◆ What is expected ◆
Set down the records below word for word, from their first line through the line containing "Text: 2: 2 xyxy=(232,242,237,251)", both included, and nothing past that line.

>> start Material for this exercise

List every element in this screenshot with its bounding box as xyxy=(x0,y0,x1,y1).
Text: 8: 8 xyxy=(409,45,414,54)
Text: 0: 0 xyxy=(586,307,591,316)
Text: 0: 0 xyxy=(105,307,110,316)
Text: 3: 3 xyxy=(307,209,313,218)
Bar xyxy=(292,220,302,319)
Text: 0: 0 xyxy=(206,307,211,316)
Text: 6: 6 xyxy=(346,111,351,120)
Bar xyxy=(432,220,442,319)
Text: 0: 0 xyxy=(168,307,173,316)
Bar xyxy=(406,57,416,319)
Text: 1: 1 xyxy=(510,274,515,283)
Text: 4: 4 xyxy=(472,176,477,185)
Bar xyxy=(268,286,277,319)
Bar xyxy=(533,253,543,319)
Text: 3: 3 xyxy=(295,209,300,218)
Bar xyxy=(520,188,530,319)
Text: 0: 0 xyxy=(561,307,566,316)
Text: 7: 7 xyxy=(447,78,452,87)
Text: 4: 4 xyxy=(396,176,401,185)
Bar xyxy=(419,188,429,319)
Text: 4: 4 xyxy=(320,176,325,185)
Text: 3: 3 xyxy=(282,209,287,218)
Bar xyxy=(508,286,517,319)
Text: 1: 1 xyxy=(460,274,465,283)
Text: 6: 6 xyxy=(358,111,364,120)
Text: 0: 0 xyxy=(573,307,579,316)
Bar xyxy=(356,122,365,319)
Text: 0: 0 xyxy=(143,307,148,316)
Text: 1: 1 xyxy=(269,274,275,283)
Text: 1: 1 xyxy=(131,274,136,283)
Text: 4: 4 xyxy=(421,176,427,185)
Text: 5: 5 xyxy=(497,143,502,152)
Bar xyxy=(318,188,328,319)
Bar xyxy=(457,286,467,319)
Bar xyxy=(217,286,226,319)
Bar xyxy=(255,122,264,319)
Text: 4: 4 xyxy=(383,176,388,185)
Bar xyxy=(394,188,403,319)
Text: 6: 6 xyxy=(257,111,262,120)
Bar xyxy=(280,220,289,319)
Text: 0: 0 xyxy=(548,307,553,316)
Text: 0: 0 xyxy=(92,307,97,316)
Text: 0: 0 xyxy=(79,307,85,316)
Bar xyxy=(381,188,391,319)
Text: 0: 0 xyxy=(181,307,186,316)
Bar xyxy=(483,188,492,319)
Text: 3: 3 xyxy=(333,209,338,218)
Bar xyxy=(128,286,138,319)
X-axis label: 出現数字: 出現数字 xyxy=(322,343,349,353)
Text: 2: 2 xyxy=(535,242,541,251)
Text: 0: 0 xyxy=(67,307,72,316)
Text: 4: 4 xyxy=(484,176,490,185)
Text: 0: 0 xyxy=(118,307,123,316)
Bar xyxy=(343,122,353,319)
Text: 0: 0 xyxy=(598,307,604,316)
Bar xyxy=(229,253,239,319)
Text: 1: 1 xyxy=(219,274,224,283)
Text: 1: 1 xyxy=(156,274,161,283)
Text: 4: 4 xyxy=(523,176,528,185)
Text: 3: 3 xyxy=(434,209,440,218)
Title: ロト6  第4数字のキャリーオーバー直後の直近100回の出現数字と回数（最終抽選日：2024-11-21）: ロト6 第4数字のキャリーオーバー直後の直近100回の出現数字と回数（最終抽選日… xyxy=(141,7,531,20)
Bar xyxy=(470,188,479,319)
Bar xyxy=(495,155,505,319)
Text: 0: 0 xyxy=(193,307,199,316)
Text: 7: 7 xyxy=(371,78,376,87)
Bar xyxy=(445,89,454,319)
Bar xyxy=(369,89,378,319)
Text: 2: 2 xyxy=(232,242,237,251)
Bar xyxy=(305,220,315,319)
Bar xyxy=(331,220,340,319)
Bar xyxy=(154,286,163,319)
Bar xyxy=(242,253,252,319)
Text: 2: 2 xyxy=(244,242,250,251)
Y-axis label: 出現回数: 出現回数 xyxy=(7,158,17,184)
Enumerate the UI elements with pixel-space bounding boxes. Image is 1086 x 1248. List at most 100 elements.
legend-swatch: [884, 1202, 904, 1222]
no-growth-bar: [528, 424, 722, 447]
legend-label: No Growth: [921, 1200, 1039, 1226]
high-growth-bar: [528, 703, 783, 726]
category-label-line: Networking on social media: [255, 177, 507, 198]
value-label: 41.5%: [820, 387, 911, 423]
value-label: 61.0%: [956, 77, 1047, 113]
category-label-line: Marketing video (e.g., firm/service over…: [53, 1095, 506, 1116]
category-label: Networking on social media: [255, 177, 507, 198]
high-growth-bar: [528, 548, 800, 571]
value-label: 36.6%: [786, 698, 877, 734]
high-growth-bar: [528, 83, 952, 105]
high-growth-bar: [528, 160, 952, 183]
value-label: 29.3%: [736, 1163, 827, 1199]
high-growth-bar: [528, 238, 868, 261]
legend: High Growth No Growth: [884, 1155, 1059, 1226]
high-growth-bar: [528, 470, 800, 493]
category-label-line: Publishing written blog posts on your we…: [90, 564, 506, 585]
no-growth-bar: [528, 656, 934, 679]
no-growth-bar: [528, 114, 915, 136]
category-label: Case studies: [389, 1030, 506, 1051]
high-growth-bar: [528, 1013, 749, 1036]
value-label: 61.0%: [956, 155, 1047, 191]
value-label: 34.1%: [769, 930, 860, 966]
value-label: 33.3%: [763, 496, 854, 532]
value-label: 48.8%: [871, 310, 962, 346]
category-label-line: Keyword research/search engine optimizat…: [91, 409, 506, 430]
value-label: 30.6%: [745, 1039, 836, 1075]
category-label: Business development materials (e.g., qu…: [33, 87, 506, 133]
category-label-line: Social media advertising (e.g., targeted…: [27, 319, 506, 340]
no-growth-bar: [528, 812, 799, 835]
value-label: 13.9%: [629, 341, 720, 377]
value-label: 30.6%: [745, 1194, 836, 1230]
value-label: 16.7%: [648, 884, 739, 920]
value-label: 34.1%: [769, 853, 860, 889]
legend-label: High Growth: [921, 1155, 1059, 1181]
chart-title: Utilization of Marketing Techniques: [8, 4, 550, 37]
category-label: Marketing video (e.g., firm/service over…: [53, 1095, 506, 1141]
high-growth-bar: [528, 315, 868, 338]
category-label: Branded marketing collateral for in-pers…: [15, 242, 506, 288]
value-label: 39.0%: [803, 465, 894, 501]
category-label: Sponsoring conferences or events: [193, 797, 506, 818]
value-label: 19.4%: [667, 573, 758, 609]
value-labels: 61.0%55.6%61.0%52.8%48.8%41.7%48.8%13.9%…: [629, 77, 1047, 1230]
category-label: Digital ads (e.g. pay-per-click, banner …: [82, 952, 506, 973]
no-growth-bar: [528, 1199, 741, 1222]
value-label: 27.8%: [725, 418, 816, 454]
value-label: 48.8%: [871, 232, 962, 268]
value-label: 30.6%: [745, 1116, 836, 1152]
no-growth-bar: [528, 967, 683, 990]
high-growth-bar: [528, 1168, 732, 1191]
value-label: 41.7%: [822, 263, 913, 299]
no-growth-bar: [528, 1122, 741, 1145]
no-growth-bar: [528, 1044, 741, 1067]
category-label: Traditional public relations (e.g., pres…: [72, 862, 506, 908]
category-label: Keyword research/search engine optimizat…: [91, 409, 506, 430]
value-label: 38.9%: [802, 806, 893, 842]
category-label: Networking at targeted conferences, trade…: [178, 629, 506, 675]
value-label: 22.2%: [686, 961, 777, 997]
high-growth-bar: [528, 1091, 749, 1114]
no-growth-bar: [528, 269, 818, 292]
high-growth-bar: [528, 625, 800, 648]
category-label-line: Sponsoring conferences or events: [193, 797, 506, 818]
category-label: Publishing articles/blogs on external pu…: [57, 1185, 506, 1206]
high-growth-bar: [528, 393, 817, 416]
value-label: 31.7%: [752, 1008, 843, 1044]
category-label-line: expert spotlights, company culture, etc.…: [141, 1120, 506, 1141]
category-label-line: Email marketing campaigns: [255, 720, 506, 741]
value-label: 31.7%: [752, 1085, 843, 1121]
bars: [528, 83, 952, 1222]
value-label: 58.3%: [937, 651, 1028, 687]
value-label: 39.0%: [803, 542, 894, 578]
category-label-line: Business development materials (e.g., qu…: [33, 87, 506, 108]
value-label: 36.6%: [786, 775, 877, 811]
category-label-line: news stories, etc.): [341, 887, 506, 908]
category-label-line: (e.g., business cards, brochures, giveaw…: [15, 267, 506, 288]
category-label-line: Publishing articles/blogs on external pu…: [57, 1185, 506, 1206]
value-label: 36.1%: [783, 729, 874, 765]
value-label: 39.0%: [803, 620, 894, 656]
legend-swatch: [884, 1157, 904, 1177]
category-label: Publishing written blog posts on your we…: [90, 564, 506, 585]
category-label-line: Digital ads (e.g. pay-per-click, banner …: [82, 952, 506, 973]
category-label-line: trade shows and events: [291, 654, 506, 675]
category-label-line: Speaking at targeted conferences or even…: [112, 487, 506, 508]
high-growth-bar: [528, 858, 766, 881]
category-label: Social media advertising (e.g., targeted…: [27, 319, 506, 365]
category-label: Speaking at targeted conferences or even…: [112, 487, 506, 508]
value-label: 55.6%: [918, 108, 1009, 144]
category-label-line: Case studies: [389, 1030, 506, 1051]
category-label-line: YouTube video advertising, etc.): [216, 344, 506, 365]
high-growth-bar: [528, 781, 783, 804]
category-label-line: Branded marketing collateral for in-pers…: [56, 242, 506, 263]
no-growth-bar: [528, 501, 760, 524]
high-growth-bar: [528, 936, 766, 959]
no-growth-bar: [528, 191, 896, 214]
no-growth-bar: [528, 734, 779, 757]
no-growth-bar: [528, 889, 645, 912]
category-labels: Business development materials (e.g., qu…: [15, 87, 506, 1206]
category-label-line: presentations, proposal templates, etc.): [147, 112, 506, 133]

>> end Material for this exercise

◆ Full solution ◆
List every element in this screenshot with its bounding box as xyxy=(x0,y0,x1,y1).
Text: 8: 8 xyxy=(409,45,414,54)
Text: 0: 0 xyxy=(586,307,591,316)
Text: 0: 0 xyxy=(105,307,110,316)
Text: 3: 3 xyxy=(307,209,313,218)
Bar xyxy=(292,220,302,319)
Text: 0: 0 xyxy=(206,307,211,316)
Text: 6: 6 xyxy=(346,111,351,120)
Bar xyxy=(432,220,442,319)
Text: 0: 0 xyxy=(168,307,173,316)
Bar xyxy=(406,57,416,319)
Text: 1: 1 xyxy=(510,274,515,283)
Text: 4: 4 xyxy=(472,176,477,185)
Bar xyxy=(268,286,277,319)
Bar xyxy=(533,253,543,319)
Text: 3: 3 xyxy=(295,209,300,218)
Bar xyxy=(520,188,530,319)
Text: 0: 0 xyxy=(561,307,566,316)
Text: 7: 7 xyxy=(447,78,452,87)
Text: 4: 4 xyxy=(396,176,401,185)
Bar xyxy=(419,188,429,319)
Text: 4: 4 xyxy=(320,176,325,185)
Text: 3: 3 xyxy=(282,209,287,218)
Bar xyxy=(508,286,517,319)
Text: 1: 1 xyxy=(460,274,465,283)
Text: 6: 6 xyxy=(358,111,364,120)
Text: 0: 0 xyxy=(573,307,579,316)
Bar xyxy=(356,122,365,319)
Text: 0: 0 xyxy=(143,307,148,316)
Text: 1: 1 xyxy=(269,274,275,283)
Text: 1: 1 xyxy=(131,274,136,283)
Text: 4: 4 xyxy=(421,176,427,185)
Text: 5: 5 xyxy=(497,143,502,152)
Bar xyxy=(318,188,328,319)
Bar xyxy=(457,286,467,319)
Bar xyxy=(217,286,226,319)
Bar xyxy=(255,122,264,319)
Text: 4: 4 xyxy=(383,176,388,185)
Bar xyxy=(394,188,403,319)
Text: 6: 6 xyxy=(257,111,262,120)
Bar xyxy=(280,220,289,319)
Text: 0: 0 xyxy=(548,307,553,316)
Text: 0: 0 xyxy=(92,307,97,316)
Text: 0: 0 xyxy=(79,307,85,316)
Bar xyxy=(381,188,391,319)
Text: 0: 0 xyxy=(181,307,186,316)
Bar xyxy=(483,188,492,319)
Text: 3: 3 xyxy=(333,209,338,218)
Bar xyxy=(128,286,138,319)
X-axis label: 出現数字: 出現数字 xyxy=(322,343,349,353)
Text: 2: 2 xyxy=(535,242,541,251)
Text: 0: 0 xyxy=(67,307,72,316)
Text: 4: 4 xyxy=(484,176,490,185)
Text: 0: 0 xyxy=(118,307,123,316)
Bar xyxy=(343,122,353,319)
Text: 0: 0 xyxy=(598,307,604,316)
Bar xyxy=(229,253,239,319)
Text: 1: 1 xyxy=(219,274,224,283)
Text: 1: 1 xyxy=(156,274,161,283)
Text: 4: 4 xyxy=(523,176,528,185)
Text: 3: 3 xyxy=(434,209,440,218)
Title: ロト6  第4数字のキャリーオーバー直後の直近100回の出現数字と回数（最終抽選日：2024-11-21）: ロト6 第4数字のキャリーオーバー直後の直近100回の出現数字と回数（最終抽選日… xyxy=(141,7,531,20)
Bar xyxy=(470,188,479,319)
Bar xyxy=(495,155,505,319)
Text: 0: 0 xyxy=(193,307,199,316)
Text: 7: 7 xyxy=(371,78,376,87)
Bar xyxy=(445,89,454,319)
Bar xyxy=(369,89,378,319)
Text: 2: 2 xyxy=(232,242,237,251)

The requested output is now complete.